Exercise goal » Copy out the listing in full, exactly as written, but not its pictures.

Records supplied »
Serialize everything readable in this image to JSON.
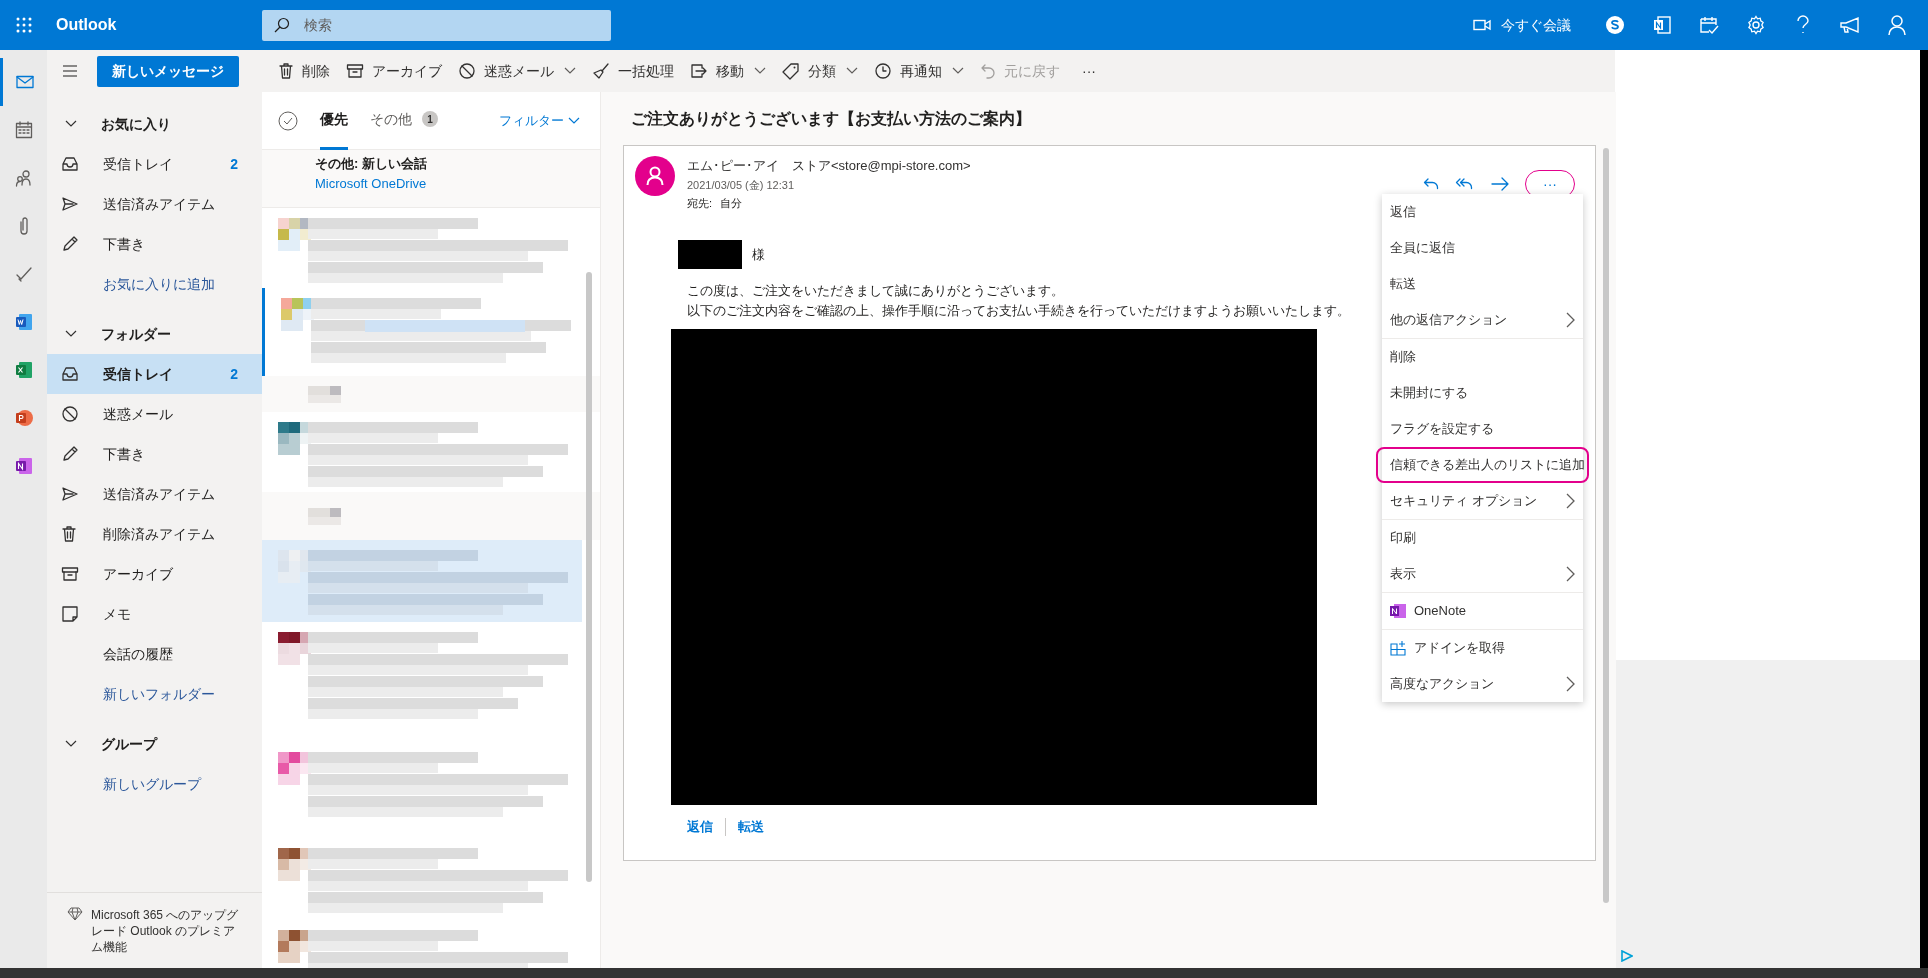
{
  "top_bar": {
    "app_name": "Outlook",
    "search": {
      "placeholder": "検索"
    },
    "meet_now": "今すぐ会議",
    "icons": [
      {
        "kind": "skype"
      },
      {
        "kind": "feed"
      },
      {
        "kind": "calendar-check"
      },
      {
        "kind": "settings"
      },
      {
        "kind": "help"
      },
      {
        "kind": "megaphone"
      },
      {
        "kind": "account"
      }
    ]
  },
  "app_rail": [
    {
      "kind": "mail",
      "selected": true
    },
    {
      "kind": "calendar",
      "selected": false
    },
    {
      "kind": "people",
      "selected": false
    },
    {
      "kind": "attach",
      "selected": false
    },
    {
      "kind": "todo",
      "selected": false
    },
    {
      "kind": "word",
      "selected": false
    },
    {
      "kind": "excel",
      "selected": false
    },
    {
      "kind": "powerpoint",
      "selected": false
    },
    {
      "kind": "onenote",
      "selected": false
    }
  ],
  "new_message_button": "新しいメッセージ",
  "toolbar": {
    "items": [
      {
        "label": "削除",
        "kind": "delete",
        "dropdown": false,
        "disabled": false
      },
      {
        "label": "アーカイブ",
        "kind": "archive",
        "dropdown": false,
        "disabled": false
      },
      {
        "label": "迷惑メール",
        "kind": "junk",
        "dropdown": true,
        "disabled": false
      },
      {
        "label": "一括処理",
        "kind": "sweep",
        "dropdown": false,
        "disabled": false
      },
      {
        "label": "移動",
        "kind": "move",
        "dropdown": true,
        "disabled": false
      },
      {
        "label": "分類",
        "kind": "tag",
        "dropdown": true,
        "disabled": false
      },
      {
        "label": "再通知",
        "kind": "snooze",
        "dropdown": true,
        "disabled": false
      },
      {
        "label": "元に戻す",
        "kind": "undo",
        "dropdown": false,
        "disabled": true
      }
    ],
    "more": "···"
  },
  "nav": {
    "sections": [
      {
        "title": "お気に入り",
        "expanded": true,
        "items": [
          {
            "label": "受信トレイ",
            "kind": "inbox",
            "count": "2",
            "selected": false
          },
          {
            "label": "送信済みアイテム",
            "kind": "sent",
            "selected": false
          },
          {
            "label": "下書き",
            "kind": "drafts",
            "selected": false
          },
          {
            "label": "お気に入りに追加",
            "kind": "link",
            "selected": false
          }
        ]
      },
      {
        "title": "フォルダー",
        "expanded": true,
        "items": [
          {
            "label": "受信トレイ",
            "kind": "inbox",
            "count": "2",
            "selected": true
          },
          {
            "label": "迷惑メール",
            "kind": "junk",
            "selected": false
          },
          {
            "label": "下書き",
            "kind": "drafts",
            "selected": false
          },
          {
            "label": "送信済みアイテム",
            "kind": "sent",
            "selected": false
          },
          {
            "label": "削除済みアイテム",
            "kind": "deleted",
            "selected": false
          },
          {
            "label": "アーカイブ",
            "kind": "archive",
            "selected": false
          },
          {
            "label": "メモ",
            "kind": "notes",
            "selected": false
          },
          {
            "label": "会話の履歴",
            "kind": "plain",
            "selected": false
          },
          {
            "label": "新しいフォルダー",
            "kind": "link",
            "selected": false
          }
        ]
      },
      {
        "title": "グループ",
        "expanded": true,
        "items": [
          {
            "label": "新しいグループ",
            "kind": "link",
            "selected": false
          }
        ]
      }
    ],
    "upgrade": "Microsoft 365 へのアップグレード Outlook のプレミアム機能"
  },
  "message_list": {
    "tabs": [
      {
        "label": "優先",
        "selected": true
      },
      {
        "label": "その他",
        "selected": false,
        "badge": "1"
      }
    ],
    "filter": "フィルター",
    "notice": {
      "title": "その他: 新しい会話",
      "sender": "Microsoft OneDrive"
    },
    "items": [
      {
        "kind": "message",
        "selected": false,
        "unread": false
      },
      {
        "kind": "message",
        "selected": false,
        "unread": true
      },
      {
        "kind": "header"
      },
      {
        "kind": "message",
        "selected": false,
        "unread": false
      },
      {
        "kind": "header"
      },
      {
        "kind": "message",
        "selected": true,
        "unread": false
      },
      {
        "kind": "message",
        "selected": false,
        "unread": false
      },
      {
        "kind": "message",
        "selected": false,
        "unread": false
      },
      {
        "kind": "message",
        "selected": false,
        "unread": false
      },
      {
        "kind": "message",
        "selected": false,
        "unread": false
      }
    ]
  },
  "reading_pane": {
    "subject": "ご注文ありがとうございます【お支払い方法のご案内】",
    "sender": "エム･ピー･アイ　ストア<store@mpi-store.com>",
    "date": "2021/03/05 (金) 12:31",
    "to_label": "宛先:",
    "to": "自分",
    "more_button": {
      "label": "···",
      "highlighted": true
    },
    "salutation": "様",
    "body": [
      "この度は、ご注文をいただきまして誠にありがとうございます。",
      "以下のご注文内容をご確認の上、操作手順に沿ってお支払い手続きを行っていただけますようお願いいたします。"
    ],
    "footer_actions": [
      "返信",
      "転送"
    ],
    "menu": {
      "groups": [
        [
          {
            "label": "返信",
            "kind": "plain",
            "highlighted": false
          },
          {
            "label": "全員に返信",
            "kind": "plain",
            "highlighted": false
          },
          {
            "label": "転送",
            "kind": "plain",
            "highlighted": false
          },
          {
            "label": "他の返信アクション",
            "kind": "submenu",
            "highlighted": false
          }
        ],
        [
          {
            "label": "削除",
            "kind": "plain",
            "highlighted": false
          },
          {
            "label": "未開封にする",
            "kind": "plain",
            "highlighted": false
          },
          {
            "label": "フラグを設定する",
            "kind": "plain",
            "highlighted": false
          },
          {
            "label": "信頼できる差出人のリストに追加",
            "kind": "plain",
            "highlighted": true
          },
          {
            "label": "セキュリティ オプション",
            "kind": "submenu",
            "highlighted": false
          }
        ],
        [
          {
            "label": "印刷",
            "kind": "plain",
            "highlighted": false
          },
          {
            "label": "表示",
            "kind": "submenu",
            "highlighted": false
          }
        ],
        [
          {
            "label": "OneNote",
            "kind": "onenote",
            "highlighted": false
          }
        ],
        [
          {
            "label": "アドインを取得",
            "kind": "addin",
            "highlighted": false
          },
          {
            "label": "高度なアクション",
            "kind": "submenu",
            "highlighted": false
          }
        ]
      ]
    }
  }
}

Task result »
Serialize everything readable in this image to JSON.
{
  "top_bar": {
    "app_name": "Outlook",
    "search": {
      "placeholder": "検索"
    },
    "meet_now": "今すぐ会議",
    "icons": [
      {
        "kind": "skype"
      },
      {
        "kind": "feed"
      },
      {
        "kind": "calendar-check"
      },
      {
        "kind": "settings"
      },
      {
        "kind": "help"
      },
      {
        "kind": "megaphone"
      },
      {
        "kind": "account"
      }
    ]
  },
  "app_rail": [
    {
      "kind": "mail",
      "selected": true
    },
    {
      "kind": "calendar",
      "selected": false
    },
    {
      "kind": "people",
      "selected": false
    },
    {
      "kind": "attach",
      "selected": false
    },
    {
      "kind": "todo",
      "selected": false
    },
    {
      "kind": "word",
      "selected": false
    },
    {
      "kind": "excel",
      "selected": false
    },
    {
      "kind": "powerpoint",
      "selected": false
    },
    {
      "kind": "onenote",
      "selected": false
    }
  ],
  "new_message_button": "新しいメッセージ",
  "toolbar": {
    "items": [
      {
        "label": "削除",
        "kind": "delete",
        "dropdown": false,
        "disabled": false
      },
      {
        "label": "アーカイブ",
        "kind": "archive",
        "dropdown": false,
        "disabled": false
      },
      {
        "label": "迷惑メール",
        "kind": "junk",
        "dropdown": true,
        "disabled": false
      },
      {
        "label": "一括処理",
        "kind": "sweep",
        "dropdown": false,
        "disabled": false
      },
      {
        "label": "移動",
        "kind": "move",
        "dropdown": true,
        "disabled": false
      },
      {
        "label": "分類",
        "kind": "tag",
        "dropdown": true,
        "disabled": false
      },
      {
        "label": "再通知",
        "kind": "snooze",
        "dropdown": true,
        "disabled": false
      },
      {
        "label": "元に戻す",
        "kind": "undo",
        "dropdown": false,
        "disabled": true
      }
    ],
    "more": "···"
  },
  "nav": {
    "sections": [
      {
        "title": "お気に入り",
        "expanded": true,
        "items": [
          {
            "label": "受信トレイ",
            "kind": "inbox",
            "count": "2",
            "selected": false
          },
          {
            "label": "送信済みアイテム",
            "kind": "sent",
            "selected": false
          },
          {
            "label": "下書き",
            "kind": "drafts",
            "selected": false
          },
          {
            "label": "お気に入りに追加",
            "kind": "link",
            "selected": false
          }
        ]
      },
      {
        "title": "フォルダー",
        "expanded": true,
        "items": [
          {
            "label": "受信トレイ",
            "kind": "inbox",
            "count": "2",
            "selected": true
          },
          {
            "label": "迷惑メール",
            "kind": "junk",
            "selected": false
          },
          {
            "label": "下書き",
            "kind": "drafts",
            "selected": false
          },
          {
            "label": "送信済みアイテム",
            "kind": "sent",
            "selected": false
          },
          {
            "label": "削除済みアイテム",
            "kind": "deleted",
            "selected": false
          },
          {
            "label": "アーカイブ",
            "kind": "archive",
            "selected": false
          },
          {
            "label": "メモ",
            "kind": "notes",
            "selected": false
          },
          {
            "label": "会話の履歴",
            "kind": "plain",
            "selected": false
          },
          {
            "label": "新しいフォルダー",
            "kind": "link",
            "selected": false
          }
        ]
      },
      {
        "title": "グループ",
        "expanded": true,
        "items": [
          {
            "label": "新しいグループ",
            "kind": "link",
            "selected": false
          }
        ]
      }
    ],
    "upgrade": "Microsoft 365 へのアップグレード Outlook のプレミアム機能"
  },
  "message_list": {
    "tabs": [
      {
        "label": "優先",
        "selected": true
      },
      {
        "label": "その他",
        "selected": false,
        "badge": "1"
      }
    ],
    "filter": "フィルター",
    "notice": {
      "title": "その他: 新しい会話",
      "sender": "Microsoft OneDrive"
    },
    "items": [
      {
        "kind": "message",
        "selected": false,
        "unread": false
      },
      {
        "kind": "message",
        "selected": false,
        "unread": true
      },
      {
        "kind": "header"
      },
      {
        "kind": "message",
        "selected": false,
        "unread": false
      },
      {
        "kind": "header"
      },
      {
        "kind": "message",
        "selected": true,
        "unread": false
      },
      {
        "kind": "message",
        "selected": false,
        "unread": false
      },
      {
        "kind": "message",
        "selected": false,
        "unread": false
      },
      {
        "kind": "message",
        "selected": false,
        "unread": false
      },
      {
        "kind": "message",
        "selected": false,
        "unread": false
      }
    ]
  },
  "reading_pane": {
    "subject": "ご注文ありがとうございます【お支払い方法のご案内】",
    "sender": "エム･ピー･アイ　ストア<store@mpi-store.com>",
    "date": "2021/03/05 (金) 12:31",
    "to_label": "宛先:",
    "to": "自分",
    "more_button": {
      "label": "···",
      "highlighted": true
    },
    "salutation": "様",
    "body": [
      "この度は、ご注文をいただきまして誠にありがとうございます。",
      "以下のご注文内容をご確認の上、操作手順に沿ってお支払い手続きを行っていただけますようお願いいたします。"
    ],
    "footer_actions": [
      "返信",
      "転送"
    ],
    "menu": {
      "groups": [
        [
          {
            "label": "返信",
            "kind": "plain",
            "highlighted": false
          },
          {
            "label": "全員に返信",
            "kind": "plain",
            "highlighted": false
          },
          {
            "label": "転送",
            "kind": "plain",
            "highlighted": false
          },
          {
            "label": "他の返信アクション",
            "kind": "submenu",
            "highlighted": false
          }
        ],
        [
          {
            "label": "削除",
            "kind": "plain",
            "highlighted": false
          },
          {
            "label": "未開封にする",
            "kind": "plain",
            "highlighted": false
          },
          {
            "label": "フラグを設定する",
            "kind": "plain",
            "highlighted": false
          },
          {
            "label": "信頼できる差出人のリストに追加",
            "kind": "plain",
            "highlighted": true
          },
          {
            "label": "セキュリティ オプション",
            "kind": "submenu",
            "highlighted": false
          }
        ],
        [
          {
            "label": "印刷",
            "kind": "plain",
            "highlighted": false
          },
          {
            "label": "表示",
            "kind": "submenu",
            "highlighted": false
          }
        ],
        [
          {
            "label": "OneNote",
            "kind": "onenote",
            "highlighted": false
          }
        ],
        [
          {
            "label": "アドインを取得",
            "kind": "addin",
            "highlighted": false
          },
          {
            "label": "高度なアクション",
            "kind": "submenu",
            "highlighted": false
          }
        ]
      ]
    }
  }
}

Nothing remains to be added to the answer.